──────── THE DATA

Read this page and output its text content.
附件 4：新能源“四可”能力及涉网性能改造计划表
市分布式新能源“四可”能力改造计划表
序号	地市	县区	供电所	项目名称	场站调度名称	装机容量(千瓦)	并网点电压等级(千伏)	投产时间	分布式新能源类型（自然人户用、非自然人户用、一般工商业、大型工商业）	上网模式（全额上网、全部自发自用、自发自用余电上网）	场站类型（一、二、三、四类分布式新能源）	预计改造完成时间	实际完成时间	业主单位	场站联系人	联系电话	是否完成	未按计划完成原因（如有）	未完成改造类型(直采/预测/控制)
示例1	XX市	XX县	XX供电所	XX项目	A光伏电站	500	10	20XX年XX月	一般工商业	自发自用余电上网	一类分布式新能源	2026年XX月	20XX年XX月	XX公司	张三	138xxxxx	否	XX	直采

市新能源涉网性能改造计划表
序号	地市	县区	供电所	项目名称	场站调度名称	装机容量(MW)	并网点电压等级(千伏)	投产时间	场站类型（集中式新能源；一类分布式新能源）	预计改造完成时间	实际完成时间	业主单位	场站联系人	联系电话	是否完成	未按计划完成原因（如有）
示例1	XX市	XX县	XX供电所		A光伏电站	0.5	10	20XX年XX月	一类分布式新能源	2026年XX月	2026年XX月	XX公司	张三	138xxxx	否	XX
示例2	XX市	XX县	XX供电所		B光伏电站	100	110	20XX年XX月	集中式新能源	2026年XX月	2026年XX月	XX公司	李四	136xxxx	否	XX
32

────────────────

_EXERCISE DESCRIPTION_.
Copy every single line of the material above that holds "XX公司".

_RESULT OF THE EXERCISE_.
示例1	XX市	XX县	XX供电所	XX项目	A光伏电站	500	10	20XX年XX月	一般工商业	自发自用余电上网	一类分布式新能源	2026年XX月	20XX年XX月	XX公司	张三	138xxxxx	否	XX	直采
示例1	XX市	XX县	XX供电所		A光伏电站	0.5	10	20XX年XX月	一类分布式新能源	2026年XX月	2026年XX月	XX公司	张三	138xxxx	否	XX
示例2	XX市	XX县	XX供电所		B光伏电站	100	110	20XX年XX月	集中式新能源	2026年XX月	2026年XX月	XX公司	李四	136xxxx	否	XX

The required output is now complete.